[start]

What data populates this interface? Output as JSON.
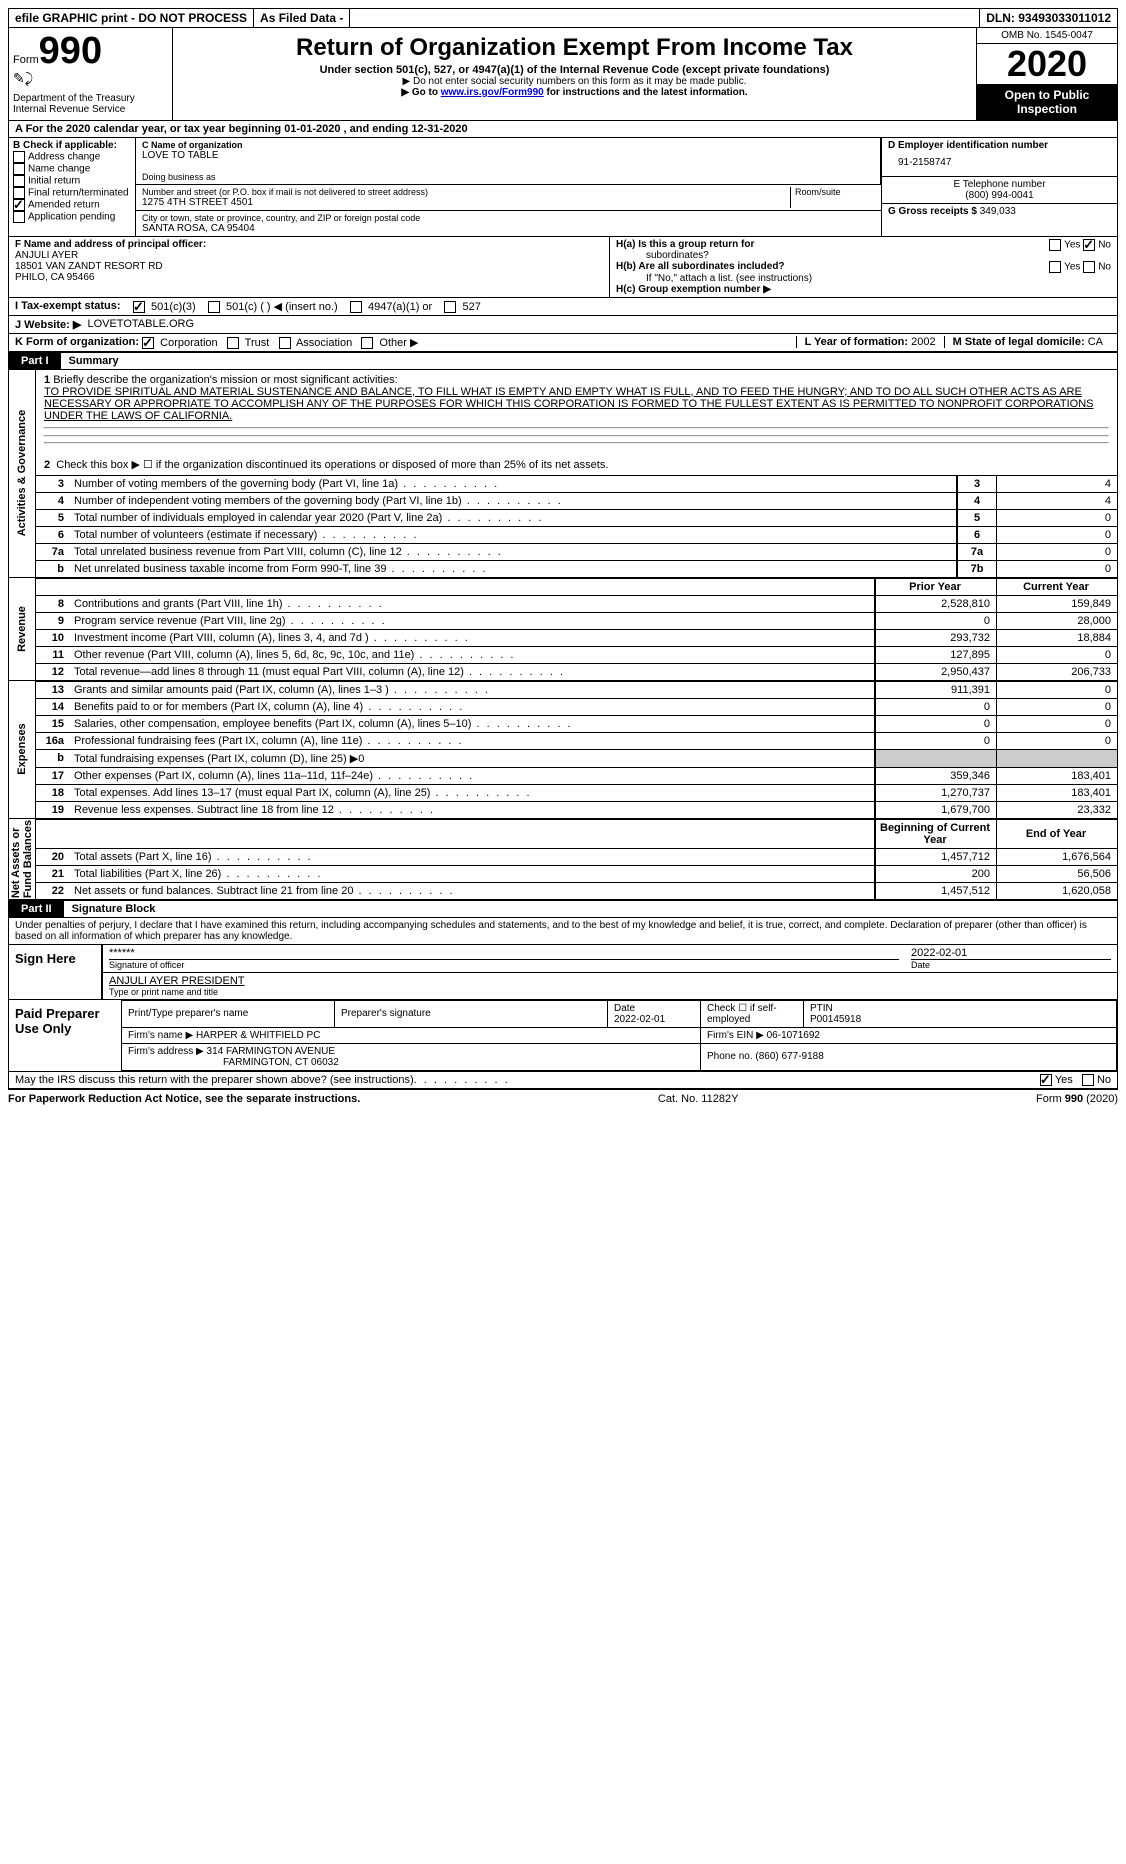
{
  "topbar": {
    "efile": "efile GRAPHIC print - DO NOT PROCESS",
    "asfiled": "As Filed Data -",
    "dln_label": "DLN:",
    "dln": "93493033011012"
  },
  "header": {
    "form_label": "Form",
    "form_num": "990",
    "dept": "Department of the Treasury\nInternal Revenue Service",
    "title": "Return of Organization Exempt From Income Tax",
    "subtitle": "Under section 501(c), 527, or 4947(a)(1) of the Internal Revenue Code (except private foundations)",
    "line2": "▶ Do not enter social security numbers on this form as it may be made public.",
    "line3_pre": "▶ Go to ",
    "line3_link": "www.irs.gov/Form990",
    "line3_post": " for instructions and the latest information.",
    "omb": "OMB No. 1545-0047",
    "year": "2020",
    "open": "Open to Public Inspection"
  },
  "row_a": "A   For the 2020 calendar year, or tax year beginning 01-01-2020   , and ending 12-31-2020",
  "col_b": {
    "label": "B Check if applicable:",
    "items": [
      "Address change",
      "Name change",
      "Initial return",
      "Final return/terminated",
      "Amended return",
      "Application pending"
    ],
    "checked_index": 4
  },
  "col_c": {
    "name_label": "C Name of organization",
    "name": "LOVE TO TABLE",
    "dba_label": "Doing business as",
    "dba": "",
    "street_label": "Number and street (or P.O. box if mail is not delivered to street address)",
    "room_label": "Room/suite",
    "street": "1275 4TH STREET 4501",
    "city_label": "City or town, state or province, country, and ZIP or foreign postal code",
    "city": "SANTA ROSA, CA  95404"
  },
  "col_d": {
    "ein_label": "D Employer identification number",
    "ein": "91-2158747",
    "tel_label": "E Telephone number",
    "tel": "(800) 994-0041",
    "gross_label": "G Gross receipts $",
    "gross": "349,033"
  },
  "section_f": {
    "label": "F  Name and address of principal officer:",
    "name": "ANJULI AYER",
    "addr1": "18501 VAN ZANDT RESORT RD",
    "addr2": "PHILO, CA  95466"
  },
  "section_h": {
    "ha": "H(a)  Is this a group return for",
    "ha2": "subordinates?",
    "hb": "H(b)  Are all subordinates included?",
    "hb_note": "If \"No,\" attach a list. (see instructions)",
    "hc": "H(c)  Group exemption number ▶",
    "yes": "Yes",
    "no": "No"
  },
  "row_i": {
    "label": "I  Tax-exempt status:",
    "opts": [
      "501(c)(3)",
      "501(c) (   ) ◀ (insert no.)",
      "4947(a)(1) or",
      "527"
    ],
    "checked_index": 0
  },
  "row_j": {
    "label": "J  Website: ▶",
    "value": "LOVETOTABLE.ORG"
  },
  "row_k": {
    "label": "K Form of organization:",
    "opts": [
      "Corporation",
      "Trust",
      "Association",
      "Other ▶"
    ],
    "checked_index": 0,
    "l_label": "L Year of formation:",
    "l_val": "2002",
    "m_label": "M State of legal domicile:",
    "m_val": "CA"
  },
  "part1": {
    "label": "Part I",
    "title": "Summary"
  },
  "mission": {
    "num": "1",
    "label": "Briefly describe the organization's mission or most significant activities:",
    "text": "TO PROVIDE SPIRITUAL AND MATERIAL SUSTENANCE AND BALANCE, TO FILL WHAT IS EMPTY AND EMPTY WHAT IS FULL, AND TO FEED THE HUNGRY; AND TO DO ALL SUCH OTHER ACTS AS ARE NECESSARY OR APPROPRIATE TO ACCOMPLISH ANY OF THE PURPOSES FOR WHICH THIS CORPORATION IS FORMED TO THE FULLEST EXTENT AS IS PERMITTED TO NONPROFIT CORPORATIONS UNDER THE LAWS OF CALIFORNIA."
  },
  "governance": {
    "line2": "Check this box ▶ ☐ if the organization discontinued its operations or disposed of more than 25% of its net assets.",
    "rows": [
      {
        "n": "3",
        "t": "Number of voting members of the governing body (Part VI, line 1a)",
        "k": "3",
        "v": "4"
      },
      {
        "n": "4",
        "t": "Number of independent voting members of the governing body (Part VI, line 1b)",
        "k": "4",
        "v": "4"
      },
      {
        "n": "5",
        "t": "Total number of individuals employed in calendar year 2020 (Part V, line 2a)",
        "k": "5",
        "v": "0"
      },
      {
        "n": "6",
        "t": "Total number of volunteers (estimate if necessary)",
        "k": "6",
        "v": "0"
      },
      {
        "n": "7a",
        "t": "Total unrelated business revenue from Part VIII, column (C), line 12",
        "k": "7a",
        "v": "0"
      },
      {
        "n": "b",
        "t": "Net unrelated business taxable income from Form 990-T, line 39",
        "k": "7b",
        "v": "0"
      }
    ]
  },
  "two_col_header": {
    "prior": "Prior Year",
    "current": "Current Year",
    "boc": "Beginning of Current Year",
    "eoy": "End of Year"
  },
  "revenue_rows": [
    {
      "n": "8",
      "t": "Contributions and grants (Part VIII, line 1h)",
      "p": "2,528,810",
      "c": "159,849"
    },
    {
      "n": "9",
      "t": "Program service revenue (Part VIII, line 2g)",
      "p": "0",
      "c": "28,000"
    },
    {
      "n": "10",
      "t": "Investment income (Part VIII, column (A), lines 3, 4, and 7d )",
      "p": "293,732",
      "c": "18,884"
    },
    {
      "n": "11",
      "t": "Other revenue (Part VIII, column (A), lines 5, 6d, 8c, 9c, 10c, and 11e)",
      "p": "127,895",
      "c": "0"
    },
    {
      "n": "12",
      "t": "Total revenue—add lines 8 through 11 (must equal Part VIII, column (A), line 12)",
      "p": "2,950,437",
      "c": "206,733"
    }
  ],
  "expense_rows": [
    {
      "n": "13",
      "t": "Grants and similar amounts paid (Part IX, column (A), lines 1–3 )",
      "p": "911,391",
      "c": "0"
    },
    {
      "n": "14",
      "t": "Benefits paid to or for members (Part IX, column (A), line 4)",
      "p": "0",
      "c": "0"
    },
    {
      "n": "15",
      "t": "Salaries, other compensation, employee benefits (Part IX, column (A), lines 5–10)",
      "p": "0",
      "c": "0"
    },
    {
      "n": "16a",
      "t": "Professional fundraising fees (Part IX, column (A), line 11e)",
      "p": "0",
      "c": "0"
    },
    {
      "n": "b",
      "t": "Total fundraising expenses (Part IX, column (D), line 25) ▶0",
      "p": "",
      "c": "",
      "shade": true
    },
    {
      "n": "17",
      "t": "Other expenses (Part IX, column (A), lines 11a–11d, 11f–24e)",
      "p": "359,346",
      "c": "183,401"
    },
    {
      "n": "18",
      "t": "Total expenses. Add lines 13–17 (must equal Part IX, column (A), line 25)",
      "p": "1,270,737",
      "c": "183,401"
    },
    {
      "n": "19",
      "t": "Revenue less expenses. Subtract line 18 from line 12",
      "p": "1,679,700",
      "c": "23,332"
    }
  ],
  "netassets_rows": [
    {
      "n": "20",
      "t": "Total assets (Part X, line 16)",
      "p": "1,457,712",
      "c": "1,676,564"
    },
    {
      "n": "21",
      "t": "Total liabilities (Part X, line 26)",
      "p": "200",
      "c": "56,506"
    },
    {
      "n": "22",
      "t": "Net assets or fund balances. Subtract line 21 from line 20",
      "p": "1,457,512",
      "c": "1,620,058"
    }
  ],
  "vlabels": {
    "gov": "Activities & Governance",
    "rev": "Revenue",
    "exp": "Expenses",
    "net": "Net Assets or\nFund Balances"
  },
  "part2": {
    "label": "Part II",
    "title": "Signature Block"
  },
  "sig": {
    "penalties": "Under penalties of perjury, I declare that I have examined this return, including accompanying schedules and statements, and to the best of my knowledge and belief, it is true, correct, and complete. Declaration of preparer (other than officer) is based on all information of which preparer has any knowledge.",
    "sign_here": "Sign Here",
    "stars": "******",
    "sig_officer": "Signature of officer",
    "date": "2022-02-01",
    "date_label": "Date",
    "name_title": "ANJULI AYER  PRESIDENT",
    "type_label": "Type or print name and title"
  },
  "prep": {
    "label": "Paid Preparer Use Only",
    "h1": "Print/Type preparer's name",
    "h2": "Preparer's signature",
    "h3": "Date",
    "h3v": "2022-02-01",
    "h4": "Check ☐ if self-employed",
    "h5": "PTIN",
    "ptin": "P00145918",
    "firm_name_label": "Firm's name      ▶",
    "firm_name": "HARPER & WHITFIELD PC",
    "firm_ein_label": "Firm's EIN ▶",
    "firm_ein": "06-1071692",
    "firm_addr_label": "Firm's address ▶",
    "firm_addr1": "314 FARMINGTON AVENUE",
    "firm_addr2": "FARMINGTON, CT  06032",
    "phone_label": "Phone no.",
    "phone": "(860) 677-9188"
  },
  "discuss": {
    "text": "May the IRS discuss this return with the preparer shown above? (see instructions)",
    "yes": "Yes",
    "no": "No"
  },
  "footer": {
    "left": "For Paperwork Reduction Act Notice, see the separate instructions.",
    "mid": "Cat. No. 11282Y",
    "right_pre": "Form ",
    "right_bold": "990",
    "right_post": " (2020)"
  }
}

[end]
[start]

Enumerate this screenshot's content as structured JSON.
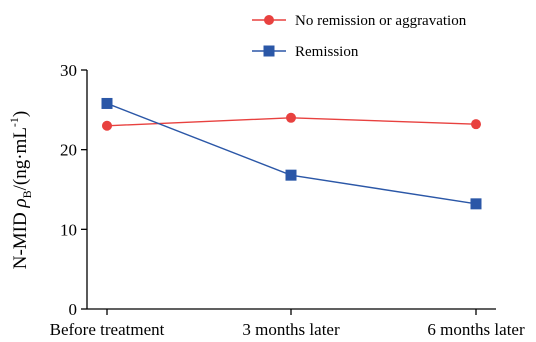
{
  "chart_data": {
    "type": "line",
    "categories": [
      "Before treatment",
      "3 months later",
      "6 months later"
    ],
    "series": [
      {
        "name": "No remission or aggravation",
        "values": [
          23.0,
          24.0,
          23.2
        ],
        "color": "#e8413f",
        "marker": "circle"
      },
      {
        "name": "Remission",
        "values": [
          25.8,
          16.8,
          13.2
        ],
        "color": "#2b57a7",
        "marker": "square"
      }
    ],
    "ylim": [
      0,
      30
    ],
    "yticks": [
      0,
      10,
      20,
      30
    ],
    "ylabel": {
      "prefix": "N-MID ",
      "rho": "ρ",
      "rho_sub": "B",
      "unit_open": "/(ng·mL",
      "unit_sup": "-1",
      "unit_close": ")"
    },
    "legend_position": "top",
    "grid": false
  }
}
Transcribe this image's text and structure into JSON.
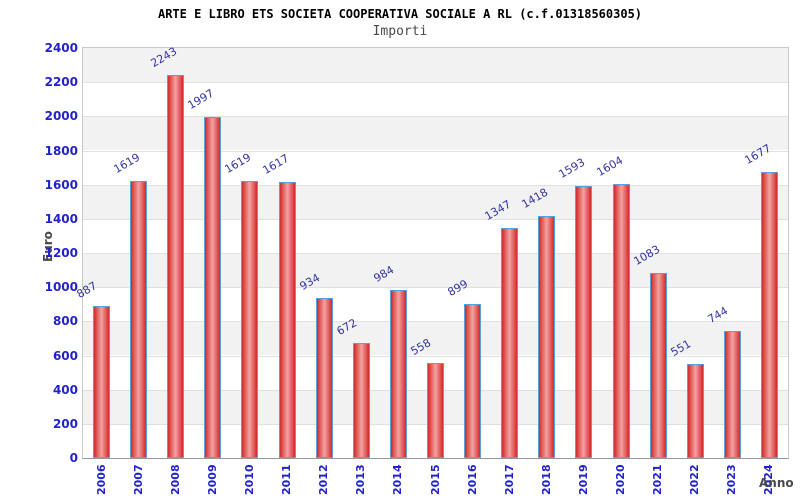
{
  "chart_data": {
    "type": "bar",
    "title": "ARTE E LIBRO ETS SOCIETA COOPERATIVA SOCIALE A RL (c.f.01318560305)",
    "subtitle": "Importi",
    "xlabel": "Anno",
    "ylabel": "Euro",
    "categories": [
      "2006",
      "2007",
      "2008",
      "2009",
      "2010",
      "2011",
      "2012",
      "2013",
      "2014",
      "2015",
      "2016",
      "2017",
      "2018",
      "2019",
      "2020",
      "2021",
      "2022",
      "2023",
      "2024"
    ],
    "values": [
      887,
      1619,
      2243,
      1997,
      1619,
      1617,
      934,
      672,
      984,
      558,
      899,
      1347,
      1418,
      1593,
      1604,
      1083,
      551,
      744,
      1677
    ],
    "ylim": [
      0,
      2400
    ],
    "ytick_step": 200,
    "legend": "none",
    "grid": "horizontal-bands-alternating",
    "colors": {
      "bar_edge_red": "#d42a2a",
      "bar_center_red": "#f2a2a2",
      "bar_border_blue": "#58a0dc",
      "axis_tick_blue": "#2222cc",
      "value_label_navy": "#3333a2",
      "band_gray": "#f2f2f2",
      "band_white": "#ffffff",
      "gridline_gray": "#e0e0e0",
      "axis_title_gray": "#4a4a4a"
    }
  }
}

[end]

■ **Task directions**:
Gather each line from the entries above that includes the word "employed".

■ **Correct answer**:
        "t": "Total number of individuals employed in calendar year 2020 (Part V, line 2a)",
    "h4": "Check ☐ if self-employed",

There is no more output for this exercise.